WHAT NEEDS TO BE DONE.
Write out the complete material exactly as it stands.

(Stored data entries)
■ ■ ■
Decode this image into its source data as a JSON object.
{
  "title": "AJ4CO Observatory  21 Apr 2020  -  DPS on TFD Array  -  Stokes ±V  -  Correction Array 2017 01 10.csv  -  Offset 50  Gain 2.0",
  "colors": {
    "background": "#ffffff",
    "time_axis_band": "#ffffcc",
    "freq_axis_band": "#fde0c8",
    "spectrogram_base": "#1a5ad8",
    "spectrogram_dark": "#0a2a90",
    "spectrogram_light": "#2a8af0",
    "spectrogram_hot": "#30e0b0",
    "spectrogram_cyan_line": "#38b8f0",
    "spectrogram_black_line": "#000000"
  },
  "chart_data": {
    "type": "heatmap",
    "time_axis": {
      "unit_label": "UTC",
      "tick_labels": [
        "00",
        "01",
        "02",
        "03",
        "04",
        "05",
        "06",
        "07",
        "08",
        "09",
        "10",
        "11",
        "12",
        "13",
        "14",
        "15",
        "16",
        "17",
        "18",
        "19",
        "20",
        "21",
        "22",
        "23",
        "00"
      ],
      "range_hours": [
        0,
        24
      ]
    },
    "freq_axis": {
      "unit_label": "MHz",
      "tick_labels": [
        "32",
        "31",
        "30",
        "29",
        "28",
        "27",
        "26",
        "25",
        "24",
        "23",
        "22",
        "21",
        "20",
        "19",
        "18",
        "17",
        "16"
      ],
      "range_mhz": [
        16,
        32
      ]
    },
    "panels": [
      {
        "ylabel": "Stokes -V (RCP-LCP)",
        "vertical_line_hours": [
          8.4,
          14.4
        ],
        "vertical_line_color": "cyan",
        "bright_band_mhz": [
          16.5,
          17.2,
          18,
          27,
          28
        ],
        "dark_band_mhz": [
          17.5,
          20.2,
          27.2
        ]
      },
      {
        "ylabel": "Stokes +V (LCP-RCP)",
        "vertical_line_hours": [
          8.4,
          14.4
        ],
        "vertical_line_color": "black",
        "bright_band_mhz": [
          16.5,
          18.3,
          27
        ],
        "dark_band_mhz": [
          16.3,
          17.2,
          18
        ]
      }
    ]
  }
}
■ ■ ■
CORRECT ANSWER.
Decode this image into its source data as a JSON object.
{
  "title": "AJ4CO Observatory  21 Apr 2020  -  DPS on TFD Array  -  Stokes ±V  -  Correction Array 2017 01 10.csv  -  Offset 50  Gain 2.0",
  "colors": {
    "background": "#ffffff",
    "time_axis_band": "#ffffcc",
    "freq_axis_band": "#fde0c8",
    "spectrogram_base": "#1a5ad8",
    "spectrogram_dark": "#0a2a90",
    "spectrogram_light": "#2a8af0",
    "spectrogram_hot": "#30e0b0",
    "spectrogram_cyan_line": "#38b8f0",
    "spectrogram_black_line": "#000000"
  },
  "chart_data": {
    "type": "heatmap",
    "time_axis": {
      "unit_label": "UTC",
      "tick_labels": [
        "00",
        "01",
        "02",
        "03",
        "04",
        "05",
        "06",
        "07",
        "08",
        "09",
        "10",
        "11",
        "12",
        "13",
        "14",
        "15",
        "16",
        "17",
        "18",
        "19",
        "20",
        "21",
        "22",
        "23",
        "00"
      ],
      "range_hours": [
        0,
        24
      ]
    },
    "freq_axis": {
      "unit_label": "MHz",
      "tick_labels": [
        "32",
        "31",
        "30",
        "29",
        "28",
        "27",
        "26",
        "25",
        "24",
        "23",
        "22",
        "21",
        "20",
        "19",
        "18",
        "17",
        "16"
      ],
      "range_mhz": [
        16,
        32
      ]
    },
    "panels": [
      {
        "ylabel": "Stokes -V (RCP-LCP)",
        "vertical_line_hours": [
          8.4,
          14.4
        ],
        "vertical_line_color": "cyan",
        "bright_band_mhz": [
          16.5,
          17.2,
          18,
          27,
          28
        ],
        "dark_band_mhz": [
          17.5,
          20.2,
          27.2
        ]
      },
      {
        "ylabel": "Stokes +V (LCP-RCP)",
        "vertical_line_hours": [
          8.4,
          14.4
        ],
        "vertical_line_color": "black",
        "bright_band_mhz": [
          16.5,
          18.3,
          27
        ],
        "dark_band_mhz": [
          16.3,
          17.2,
          18
        ]
      }
    ]
  }
}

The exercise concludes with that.